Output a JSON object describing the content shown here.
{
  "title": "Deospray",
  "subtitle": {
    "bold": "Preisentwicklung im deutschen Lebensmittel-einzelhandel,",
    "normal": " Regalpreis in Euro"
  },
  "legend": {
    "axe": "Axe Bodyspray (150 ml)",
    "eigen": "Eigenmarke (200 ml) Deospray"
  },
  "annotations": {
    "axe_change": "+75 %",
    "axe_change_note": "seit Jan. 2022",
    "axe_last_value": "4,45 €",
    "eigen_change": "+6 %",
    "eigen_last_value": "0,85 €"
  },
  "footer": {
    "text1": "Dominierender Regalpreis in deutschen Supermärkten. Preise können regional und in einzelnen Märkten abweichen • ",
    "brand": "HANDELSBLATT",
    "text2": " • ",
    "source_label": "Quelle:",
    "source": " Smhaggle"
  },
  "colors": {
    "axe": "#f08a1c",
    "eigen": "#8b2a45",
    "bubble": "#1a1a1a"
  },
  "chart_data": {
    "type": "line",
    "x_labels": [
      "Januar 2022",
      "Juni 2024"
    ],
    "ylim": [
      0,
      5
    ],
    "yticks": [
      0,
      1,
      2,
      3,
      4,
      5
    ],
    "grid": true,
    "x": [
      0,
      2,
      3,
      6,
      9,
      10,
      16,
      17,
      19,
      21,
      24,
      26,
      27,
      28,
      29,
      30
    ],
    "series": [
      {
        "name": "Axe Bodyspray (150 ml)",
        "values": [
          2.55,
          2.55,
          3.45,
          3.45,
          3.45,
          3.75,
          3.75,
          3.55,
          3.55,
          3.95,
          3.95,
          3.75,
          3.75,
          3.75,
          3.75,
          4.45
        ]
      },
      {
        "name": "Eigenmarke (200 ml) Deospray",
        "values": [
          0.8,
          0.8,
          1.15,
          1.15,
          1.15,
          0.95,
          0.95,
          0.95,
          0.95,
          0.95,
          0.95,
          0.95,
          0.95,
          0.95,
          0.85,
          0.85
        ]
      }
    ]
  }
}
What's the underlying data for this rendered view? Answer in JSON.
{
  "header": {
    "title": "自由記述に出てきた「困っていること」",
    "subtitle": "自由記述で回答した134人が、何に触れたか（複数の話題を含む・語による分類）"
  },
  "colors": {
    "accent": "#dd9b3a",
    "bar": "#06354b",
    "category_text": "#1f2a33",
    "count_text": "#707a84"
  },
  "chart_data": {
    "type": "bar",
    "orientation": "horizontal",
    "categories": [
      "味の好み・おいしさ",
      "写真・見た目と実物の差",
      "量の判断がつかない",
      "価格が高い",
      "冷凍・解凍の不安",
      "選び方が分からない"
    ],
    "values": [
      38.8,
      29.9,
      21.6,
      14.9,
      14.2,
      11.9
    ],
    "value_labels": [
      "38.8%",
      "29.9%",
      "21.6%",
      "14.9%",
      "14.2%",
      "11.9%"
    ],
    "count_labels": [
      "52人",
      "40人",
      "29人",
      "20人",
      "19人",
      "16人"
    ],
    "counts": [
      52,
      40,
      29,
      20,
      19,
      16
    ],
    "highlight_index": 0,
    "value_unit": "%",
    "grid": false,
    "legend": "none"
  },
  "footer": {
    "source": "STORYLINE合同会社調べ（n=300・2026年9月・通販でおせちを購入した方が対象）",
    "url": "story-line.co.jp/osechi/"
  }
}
+ + +
Looking at the listing above, count the lines that contain "subtitle" and give nothing but the number.

• Response below:
2